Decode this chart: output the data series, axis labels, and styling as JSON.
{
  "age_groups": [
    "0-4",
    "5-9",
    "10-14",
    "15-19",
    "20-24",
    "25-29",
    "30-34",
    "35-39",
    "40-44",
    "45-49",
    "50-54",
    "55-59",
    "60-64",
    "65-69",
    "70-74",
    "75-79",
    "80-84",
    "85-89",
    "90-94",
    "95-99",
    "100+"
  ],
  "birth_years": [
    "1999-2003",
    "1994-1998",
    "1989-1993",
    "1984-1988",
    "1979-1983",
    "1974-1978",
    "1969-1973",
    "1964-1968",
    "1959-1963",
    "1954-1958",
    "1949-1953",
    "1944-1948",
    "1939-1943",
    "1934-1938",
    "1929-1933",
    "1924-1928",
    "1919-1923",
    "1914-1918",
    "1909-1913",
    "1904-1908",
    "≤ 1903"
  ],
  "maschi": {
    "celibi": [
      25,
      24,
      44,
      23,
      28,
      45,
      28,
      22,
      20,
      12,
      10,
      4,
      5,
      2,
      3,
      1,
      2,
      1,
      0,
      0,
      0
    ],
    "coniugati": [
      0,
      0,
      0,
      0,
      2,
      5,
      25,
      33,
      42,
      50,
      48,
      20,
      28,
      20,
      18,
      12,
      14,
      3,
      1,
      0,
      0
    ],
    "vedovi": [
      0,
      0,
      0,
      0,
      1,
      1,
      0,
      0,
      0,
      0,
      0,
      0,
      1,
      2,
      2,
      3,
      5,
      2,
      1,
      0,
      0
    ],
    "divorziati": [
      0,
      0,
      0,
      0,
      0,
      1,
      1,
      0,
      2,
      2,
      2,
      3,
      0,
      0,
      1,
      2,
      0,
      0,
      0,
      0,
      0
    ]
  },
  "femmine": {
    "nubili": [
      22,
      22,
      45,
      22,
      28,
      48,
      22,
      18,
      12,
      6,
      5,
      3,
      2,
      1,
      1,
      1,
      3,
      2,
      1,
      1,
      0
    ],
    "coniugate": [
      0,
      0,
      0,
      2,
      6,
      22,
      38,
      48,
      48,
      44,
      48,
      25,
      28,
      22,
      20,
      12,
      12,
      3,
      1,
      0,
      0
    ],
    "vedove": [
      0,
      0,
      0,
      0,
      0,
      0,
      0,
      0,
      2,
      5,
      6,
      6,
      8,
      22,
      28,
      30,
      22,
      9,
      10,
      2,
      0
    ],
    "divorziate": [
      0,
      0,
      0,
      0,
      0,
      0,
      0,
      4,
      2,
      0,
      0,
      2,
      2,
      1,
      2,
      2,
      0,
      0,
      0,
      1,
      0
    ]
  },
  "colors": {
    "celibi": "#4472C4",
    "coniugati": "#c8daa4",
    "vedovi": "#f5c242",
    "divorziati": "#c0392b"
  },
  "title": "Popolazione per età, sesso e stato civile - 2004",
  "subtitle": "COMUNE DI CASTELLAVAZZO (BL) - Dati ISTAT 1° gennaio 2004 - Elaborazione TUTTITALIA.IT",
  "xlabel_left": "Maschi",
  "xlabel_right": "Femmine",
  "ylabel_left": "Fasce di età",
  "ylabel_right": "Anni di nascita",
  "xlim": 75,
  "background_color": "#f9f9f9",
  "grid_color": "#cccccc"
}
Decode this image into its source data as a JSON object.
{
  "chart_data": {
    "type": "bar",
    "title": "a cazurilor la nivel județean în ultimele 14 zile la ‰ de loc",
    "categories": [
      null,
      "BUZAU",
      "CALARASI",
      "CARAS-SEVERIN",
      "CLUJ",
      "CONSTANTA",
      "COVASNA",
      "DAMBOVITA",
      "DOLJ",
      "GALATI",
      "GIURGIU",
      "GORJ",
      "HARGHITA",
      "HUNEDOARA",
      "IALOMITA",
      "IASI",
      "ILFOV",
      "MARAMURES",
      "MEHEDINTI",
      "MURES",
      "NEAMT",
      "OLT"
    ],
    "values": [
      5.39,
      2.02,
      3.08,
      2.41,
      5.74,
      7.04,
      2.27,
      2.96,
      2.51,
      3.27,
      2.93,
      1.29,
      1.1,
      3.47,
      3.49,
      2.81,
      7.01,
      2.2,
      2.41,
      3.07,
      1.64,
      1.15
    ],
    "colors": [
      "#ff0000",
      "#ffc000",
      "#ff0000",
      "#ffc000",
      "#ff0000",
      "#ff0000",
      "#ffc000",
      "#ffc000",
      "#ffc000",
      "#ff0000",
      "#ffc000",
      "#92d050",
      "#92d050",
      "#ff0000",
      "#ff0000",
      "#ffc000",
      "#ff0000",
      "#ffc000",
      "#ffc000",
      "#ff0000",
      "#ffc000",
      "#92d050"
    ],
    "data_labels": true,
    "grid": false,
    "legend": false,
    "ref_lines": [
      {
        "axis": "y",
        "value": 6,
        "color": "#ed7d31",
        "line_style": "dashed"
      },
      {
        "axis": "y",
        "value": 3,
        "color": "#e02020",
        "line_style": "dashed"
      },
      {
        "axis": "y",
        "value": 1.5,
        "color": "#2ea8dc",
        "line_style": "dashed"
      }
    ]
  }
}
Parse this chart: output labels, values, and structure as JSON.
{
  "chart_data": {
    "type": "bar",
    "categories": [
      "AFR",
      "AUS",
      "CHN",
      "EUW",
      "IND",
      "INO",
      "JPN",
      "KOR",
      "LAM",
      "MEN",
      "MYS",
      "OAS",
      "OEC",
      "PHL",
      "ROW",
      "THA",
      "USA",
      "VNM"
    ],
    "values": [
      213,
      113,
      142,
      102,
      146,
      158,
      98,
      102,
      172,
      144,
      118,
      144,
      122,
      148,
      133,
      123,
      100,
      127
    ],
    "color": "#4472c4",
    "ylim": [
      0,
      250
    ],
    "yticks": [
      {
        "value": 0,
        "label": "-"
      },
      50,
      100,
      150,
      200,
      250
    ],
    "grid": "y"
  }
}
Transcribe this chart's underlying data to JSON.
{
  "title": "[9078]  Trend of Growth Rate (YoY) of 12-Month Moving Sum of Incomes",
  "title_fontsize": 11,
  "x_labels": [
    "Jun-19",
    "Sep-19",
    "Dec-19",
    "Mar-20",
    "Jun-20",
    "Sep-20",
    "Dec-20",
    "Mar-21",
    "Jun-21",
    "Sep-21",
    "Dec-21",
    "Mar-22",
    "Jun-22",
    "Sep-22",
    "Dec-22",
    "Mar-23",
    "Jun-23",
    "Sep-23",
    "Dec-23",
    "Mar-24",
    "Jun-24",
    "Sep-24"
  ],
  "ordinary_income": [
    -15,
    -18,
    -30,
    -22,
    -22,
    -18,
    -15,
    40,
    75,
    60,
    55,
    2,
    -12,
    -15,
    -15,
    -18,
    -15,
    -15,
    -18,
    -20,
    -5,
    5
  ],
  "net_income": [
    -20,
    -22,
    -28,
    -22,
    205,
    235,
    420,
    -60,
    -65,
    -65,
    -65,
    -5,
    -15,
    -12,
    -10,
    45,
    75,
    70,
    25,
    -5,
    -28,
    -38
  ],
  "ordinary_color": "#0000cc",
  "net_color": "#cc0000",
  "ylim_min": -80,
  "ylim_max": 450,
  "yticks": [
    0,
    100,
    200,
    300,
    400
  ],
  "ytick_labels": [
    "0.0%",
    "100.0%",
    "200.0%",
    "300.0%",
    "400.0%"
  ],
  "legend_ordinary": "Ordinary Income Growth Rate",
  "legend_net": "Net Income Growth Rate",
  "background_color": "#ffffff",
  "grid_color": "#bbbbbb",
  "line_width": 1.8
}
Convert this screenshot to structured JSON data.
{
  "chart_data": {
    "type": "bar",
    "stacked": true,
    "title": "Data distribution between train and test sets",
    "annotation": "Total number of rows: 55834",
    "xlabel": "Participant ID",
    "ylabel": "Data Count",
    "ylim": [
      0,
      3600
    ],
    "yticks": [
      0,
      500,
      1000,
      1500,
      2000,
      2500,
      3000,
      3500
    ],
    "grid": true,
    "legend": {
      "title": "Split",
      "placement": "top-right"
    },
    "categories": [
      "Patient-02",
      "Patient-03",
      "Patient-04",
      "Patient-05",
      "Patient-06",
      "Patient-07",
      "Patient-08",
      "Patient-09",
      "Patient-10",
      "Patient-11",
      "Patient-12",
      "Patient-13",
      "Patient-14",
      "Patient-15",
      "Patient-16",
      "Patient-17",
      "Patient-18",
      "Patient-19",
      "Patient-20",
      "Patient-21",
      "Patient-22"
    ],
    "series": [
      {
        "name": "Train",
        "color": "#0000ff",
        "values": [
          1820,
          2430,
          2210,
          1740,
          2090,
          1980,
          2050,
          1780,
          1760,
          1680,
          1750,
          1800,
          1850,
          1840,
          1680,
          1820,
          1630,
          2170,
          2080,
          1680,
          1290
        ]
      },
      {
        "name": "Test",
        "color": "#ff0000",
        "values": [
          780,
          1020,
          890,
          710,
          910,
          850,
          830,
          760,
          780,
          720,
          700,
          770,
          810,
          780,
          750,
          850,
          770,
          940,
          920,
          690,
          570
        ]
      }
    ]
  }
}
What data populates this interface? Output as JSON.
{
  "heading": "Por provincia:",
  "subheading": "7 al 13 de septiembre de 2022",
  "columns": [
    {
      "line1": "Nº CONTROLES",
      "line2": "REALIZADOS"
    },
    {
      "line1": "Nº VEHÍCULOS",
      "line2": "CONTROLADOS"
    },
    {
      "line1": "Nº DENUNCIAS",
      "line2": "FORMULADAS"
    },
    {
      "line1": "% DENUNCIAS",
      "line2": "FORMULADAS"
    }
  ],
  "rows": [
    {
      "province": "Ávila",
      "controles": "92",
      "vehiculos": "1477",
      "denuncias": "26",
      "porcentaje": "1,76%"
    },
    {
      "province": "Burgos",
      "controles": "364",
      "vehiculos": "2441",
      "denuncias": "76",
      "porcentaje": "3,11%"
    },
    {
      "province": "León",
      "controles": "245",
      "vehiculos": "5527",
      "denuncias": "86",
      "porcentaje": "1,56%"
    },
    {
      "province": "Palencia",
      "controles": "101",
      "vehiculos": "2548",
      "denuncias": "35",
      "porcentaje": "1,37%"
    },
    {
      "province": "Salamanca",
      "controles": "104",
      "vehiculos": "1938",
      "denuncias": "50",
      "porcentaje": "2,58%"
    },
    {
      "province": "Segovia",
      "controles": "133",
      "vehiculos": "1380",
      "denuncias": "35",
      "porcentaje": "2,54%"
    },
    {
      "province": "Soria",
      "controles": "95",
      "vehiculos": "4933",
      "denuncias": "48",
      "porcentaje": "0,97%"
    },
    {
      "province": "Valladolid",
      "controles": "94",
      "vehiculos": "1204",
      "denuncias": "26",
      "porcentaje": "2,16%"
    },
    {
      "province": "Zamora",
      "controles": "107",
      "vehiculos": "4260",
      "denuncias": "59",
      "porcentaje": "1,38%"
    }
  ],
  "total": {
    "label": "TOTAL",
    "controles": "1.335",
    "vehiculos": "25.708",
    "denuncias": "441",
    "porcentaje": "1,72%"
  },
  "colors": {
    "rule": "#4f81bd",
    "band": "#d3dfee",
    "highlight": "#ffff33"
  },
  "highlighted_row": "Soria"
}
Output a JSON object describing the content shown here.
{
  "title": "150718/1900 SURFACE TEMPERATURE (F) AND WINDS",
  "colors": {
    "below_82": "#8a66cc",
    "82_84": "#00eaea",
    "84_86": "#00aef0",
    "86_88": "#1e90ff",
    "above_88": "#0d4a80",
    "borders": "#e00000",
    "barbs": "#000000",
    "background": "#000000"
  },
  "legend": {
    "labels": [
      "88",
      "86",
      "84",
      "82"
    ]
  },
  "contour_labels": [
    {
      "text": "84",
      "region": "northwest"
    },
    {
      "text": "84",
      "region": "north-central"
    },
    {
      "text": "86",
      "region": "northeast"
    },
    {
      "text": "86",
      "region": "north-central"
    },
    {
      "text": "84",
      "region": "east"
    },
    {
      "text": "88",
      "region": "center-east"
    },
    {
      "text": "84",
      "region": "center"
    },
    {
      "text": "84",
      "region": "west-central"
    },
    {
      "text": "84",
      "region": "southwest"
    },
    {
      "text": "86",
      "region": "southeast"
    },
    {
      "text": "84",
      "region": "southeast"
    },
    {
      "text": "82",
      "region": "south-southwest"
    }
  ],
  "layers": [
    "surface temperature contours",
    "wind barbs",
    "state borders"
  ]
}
__________________________________________________
The task —
Scan the data above; copy every line where "vehiculos" appears.

Complete response —
      "vehiculos": "1477",
      "vehiculos": "2441",
      "vehiculos": "5527",
      "vehiculos": "2548",
      "vehiculos": "1938",
      "vehiculos": "1380",
      "vehiculos": "4933",
      "vehiculos": "1204",
      "vehiculos": "4260",
    "vehiculos": "25.708",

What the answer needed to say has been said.